- [TAREFAS A REALIZAR]:
1) No texto sobre os tributos dos combustíveis, por quanto tempo valeria o corte de impostos sobre o diesel sinalizado pelo presidente?
2) Relacione todos os números escritos em algarismos no texto sobre os tributos dos combustíveis.
3) Prossiga com a redação do texto sobre a redução de tributos do diesel e do gás de cozinha, começando logo após a última frase.

- [TEXTO PARA LEITURA]:
################

Em meio ao avanço nos valores de combustíveis e alimentos, o presidente Jair Bolsonaro pretende zerar tributos federais sobre o óleo diesel e o gás de cozinha. Se for cumprida, a promessa pode gerar baixa de cerca de R$ 0,35, em média, em cada litro de diesel no país. No caso do gás (GLP), a redução estimada ficaria na faixa de R$ 2,30 por botijão de 13 quilos. As projeções têm como base dados recentes de Petrobras e Agência Nacional do Petróleo (ANP).
A intenção de Bolsonaro foi anunciada na noite de quinta-feira (18). Pressionado pelos caminhoneiros, o presidente sinalizou que o corte sobre o diesel valeria por dois meses, a partir de 1º de março. A redução de impostos sobre o gás seria por tempo indeterminado. O que intriga analistas é como o governo compensaria a perda de arrecadação neste período de dificuldades para a economia e as contas públicas.

################

- [DADOS APRESENTADOS]:
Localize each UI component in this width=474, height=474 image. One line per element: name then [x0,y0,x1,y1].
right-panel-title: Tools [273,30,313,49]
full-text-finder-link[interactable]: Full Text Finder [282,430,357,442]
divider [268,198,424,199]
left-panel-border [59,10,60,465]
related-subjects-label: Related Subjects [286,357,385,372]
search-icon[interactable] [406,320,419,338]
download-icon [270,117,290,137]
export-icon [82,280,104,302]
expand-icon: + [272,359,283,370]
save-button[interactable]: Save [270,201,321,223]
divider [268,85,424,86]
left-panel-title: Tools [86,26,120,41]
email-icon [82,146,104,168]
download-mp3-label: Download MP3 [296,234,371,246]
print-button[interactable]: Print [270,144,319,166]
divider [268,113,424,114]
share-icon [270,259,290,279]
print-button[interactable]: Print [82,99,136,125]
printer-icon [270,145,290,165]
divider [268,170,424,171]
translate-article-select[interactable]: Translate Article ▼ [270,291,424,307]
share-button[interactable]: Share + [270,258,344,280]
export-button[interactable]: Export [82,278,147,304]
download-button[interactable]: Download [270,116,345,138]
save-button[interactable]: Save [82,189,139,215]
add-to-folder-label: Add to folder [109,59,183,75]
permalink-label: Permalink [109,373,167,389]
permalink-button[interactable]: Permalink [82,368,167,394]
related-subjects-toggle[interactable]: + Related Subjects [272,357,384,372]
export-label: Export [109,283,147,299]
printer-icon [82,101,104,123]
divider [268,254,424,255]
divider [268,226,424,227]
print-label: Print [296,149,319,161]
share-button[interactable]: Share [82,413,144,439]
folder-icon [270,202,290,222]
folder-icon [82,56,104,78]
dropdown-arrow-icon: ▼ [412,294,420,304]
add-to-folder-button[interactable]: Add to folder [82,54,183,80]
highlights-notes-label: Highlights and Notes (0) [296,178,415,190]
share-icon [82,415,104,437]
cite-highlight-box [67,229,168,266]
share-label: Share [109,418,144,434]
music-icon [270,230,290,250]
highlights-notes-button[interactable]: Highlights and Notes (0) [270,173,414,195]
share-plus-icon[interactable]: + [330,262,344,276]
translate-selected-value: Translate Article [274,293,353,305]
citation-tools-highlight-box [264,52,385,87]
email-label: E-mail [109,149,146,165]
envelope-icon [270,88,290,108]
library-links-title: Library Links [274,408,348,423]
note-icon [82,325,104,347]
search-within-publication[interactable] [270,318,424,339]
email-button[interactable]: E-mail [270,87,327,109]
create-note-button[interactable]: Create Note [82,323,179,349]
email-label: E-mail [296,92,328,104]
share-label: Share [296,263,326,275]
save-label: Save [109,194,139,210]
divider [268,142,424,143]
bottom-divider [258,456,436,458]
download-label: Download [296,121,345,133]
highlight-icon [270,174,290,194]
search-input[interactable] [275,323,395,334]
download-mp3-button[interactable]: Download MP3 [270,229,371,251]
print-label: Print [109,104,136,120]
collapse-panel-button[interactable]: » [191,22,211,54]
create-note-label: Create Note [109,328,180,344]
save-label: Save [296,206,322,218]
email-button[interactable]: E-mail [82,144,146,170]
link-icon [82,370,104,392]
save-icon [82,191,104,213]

################

- [RESPOSTAS]:
1) Por dois meses, a partir de 1º de março.

2) R$ 0,35; R$ 2,30; 13 (quilos); 18; 1º (de março).

3)
Segundo a Petrobras, tributos federais representam 9% do preço do diesel S10 no Brasil. Pesquisa da ANP apontou que, entre 7 e 13 de fevereiro, o litro do combustível custou R$ 3,875, em média, no país. Ou seja, o corte de impostos federais corresponderia a R$ 0,349.
No Rio Grande do Sul, o valor médio do diesel S10 foi de R$ 3,821 no mesmo período. A parcela de 9% equivaleria a R$ 0,344.
No gás de cozinha, o impacto de tributos federais é menor, de 3%. Entre 7 e 13 de fevereiro, o botijão de 13 kg custou, em média, R$ 78,55 no país e R$ 76,04 no Estado. Assim, a redução de impostos sobre o GLP pode diminuir o preço em R$ 2,35 no Brasil e em R$ 2,28 no Rio Grande do Sul.
O avanço de preços
O recente aumento de combustíveis espelha a recuperação do petróleo no mercado internacional. O valor da commodity, calculado em dólares, é considerado pela Petrobras na hora de definir o patamar de seus produtos nas refinarias. Logo, o real enfraquecido ante a moeda americana tende a elevar os custos para os consumidores no Brasil.
Sócio-fundador da consultoria MaxiQuim, João Luiz Zuñeda avalia que o país precisa discutir uma "nova fórmula" para os combustíveis. Ele reconhece as dificuldades trazidas pela intensa volatilidade dos preços para o consumidor. Mas pondera que a Petrobras não pode ser alvo de medidas intervencionistas, sob risco de piora nas finanças da companhia.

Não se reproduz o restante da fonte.